● **WHAT THIS TASK INVOLVES**: What follows is a listing to be transcribed exactly.

################

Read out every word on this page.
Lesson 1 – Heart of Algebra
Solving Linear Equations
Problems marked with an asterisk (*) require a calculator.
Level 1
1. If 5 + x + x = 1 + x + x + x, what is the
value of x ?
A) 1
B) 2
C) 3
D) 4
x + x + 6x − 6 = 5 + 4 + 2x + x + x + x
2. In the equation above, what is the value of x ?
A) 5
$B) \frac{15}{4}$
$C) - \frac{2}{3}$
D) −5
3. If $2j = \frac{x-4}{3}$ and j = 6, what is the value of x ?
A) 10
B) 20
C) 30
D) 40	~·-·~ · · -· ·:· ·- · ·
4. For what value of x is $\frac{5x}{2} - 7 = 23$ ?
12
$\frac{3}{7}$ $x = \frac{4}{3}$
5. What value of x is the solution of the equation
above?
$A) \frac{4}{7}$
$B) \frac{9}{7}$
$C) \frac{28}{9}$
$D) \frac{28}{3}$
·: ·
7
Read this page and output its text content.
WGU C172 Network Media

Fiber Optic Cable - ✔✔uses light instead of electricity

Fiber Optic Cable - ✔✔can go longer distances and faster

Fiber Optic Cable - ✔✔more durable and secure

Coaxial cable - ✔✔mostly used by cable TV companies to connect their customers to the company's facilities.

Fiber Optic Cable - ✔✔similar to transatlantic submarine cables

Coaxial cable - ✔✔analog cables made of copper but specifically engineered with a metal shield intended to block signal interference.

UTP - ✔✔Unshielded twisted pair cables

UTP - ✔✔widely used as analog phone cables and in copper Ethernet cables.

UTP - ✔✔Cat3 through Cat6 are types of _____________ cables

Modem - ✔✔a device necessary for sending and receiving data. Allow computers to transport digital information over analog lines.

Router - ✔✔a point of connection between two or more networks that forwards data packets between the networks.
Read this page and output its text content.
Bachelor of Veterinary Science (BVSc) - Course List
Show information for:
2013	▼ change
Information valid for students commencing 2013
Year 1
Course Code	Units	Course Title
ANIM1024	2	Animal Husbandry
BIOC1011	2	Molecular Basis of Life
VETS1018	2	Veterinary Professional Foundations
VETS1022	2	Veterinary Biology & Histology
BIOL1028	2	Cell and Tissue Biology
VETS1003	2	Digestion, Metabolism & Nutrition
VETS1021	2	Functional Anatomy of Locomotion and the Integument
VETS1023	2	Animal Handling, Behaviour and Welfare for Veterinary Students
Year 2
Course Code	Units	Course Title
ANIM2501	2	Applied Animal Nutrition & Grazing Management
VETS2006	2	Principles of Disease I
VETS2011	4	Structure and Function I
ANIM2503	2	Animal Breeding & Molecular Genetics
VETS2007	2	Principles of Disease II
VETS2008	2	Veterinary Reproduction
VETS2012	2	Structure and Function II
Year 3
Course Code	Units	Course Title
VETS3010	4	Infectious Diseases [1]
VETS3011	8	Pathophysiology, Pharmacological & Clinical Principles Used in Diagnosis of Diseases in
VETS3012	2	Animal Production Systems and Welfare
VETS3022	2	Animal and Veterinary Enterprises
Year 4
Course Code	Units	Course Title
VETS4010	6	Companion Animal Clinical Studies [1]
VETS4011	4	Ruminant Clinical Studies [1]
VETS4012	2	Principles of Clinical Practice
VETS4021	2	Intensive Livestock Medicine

################

● **EXERCISE RESPONSE**:
Read out every word on this page.
Lesson 1 – Heart of Algebra
Solving Linear Equations
Problems marked with an asterisk (*) require a calculator.
Level 1
1. If 5 + x + x = 1 + x + x + x, what is the
value of x ?
A) 1
B) 2
C) 3
D) 4
x + x + 6x − 6 = 5 + 4 + 2x + x + x + x
2. In the equation above, what is the value of x ?
A) 5
$B) \frac{15}{4}$
$C) - \frac{2}{3}$
D) −5
3. If $2j = \frac{x-4}{3}$ and j = 6, what is the value of x ?
A) 10
B) 20
C) 30
D) 40	~·-·~ · · -· ·:· ·- · ·
4. For what value of x is $\frac{5x}{2} - 7 = 23$ ?
12
$\frac{3}{7}$ $x = \frac{4}{3}$
5. What value of x is the solution of the equation
above?
$A) \frac{4}{7}$
$B) \frac{9}{7}$
$C) \frac{28}{9}$
$D) \frac{28}{3}$
·: ·
7
Read this page and output its text content.
WGU C172 Network Media

Fiber Optic Cable - ✔✔uses light instead of electricity

Fiber Optic Cable - ✔✔can go longer distances and faster

Fiber Optic Cable - ✔✔more durable and secure

Coaxial cable - ✔✔mostly used by cable TV companies to connect their customers to the company's facilities.

Fiber Optic Cable - ✔✔similar to transatlantic submarine cables

Coaxial cable - ✔✔analog cables made of copper but specifically engineered with a metal shield intended to block signal interference.

UTP - ✔✔Unshielded twisted pair cables

UTP - ✔✔widely used as analog phone cables and in copper Ethernet cables.

UTP - ✔✔Cat3 through Cat6 are types of _____________ cables

Modem - ✔✔a device necessary for sending and receiving data. Allow computers to transport digital information over analog lines.

Router - ✔✔a point of connection between two or more networks that forwards data packets between the networks.
Read this page and output its text content.
Bachelor of Veterinary Science (BVSc) - Course List
Show information for:
2013	▼ change
Information valid for students commencing 2013
Year 1
Course Code	Units	Course Title
ANIM1024	2	Animal Husbandry
BIOC1011	2	Molecular Basis of Life
VETS1018	2	Veterinary Professional Foundations
VETS1022	2	Veterinary Biology & Histology
BIOL1028	2	Cell and Tissue Biology
VETS1003	2	Digestion, Metabolism & Nutrition
VETS1021	2	Functional Anatomy of Locomotion and the Integument
VETS1023	2	Animal Handling, Behaviour and Welfare for Veterinary Students
Year 2
Course Code	Units	Course Title
ANIM2501	2	Applied Animal Nutrition & Grazing Management
VETS2006	2	Principles of Disease I
VETS2011	4	Structure and Function I
ANIM2503	2	Animal Breeding & Molecular Genetics
VETS2007	2	Principles of Disease II
VETS2008	2	Veterinary Reproduction
VETS2012	2	Structure and Function II
Year 3
Course Code	Units	Course Title
VETS3010	4	Infectious Diseases [1]
VETS3011	8	Pathophysiology, Pharmacological & Clinical Principles Used in Diagnosis of Diseases in
VETS3012	2	Animal Production Systems and Welfare
VETS3022	2	Animal and Veterinary Enterprises
Year 4
Course Code	Units	Course Title
VETS4010	6	Companion Animal Clinical Studies [1]
VETS4011	4	Ruminant Clinical Studies [1]
VETS4012	2	Principles of Clinical Practice
VETS4021	2	Intensive Livestock Medicine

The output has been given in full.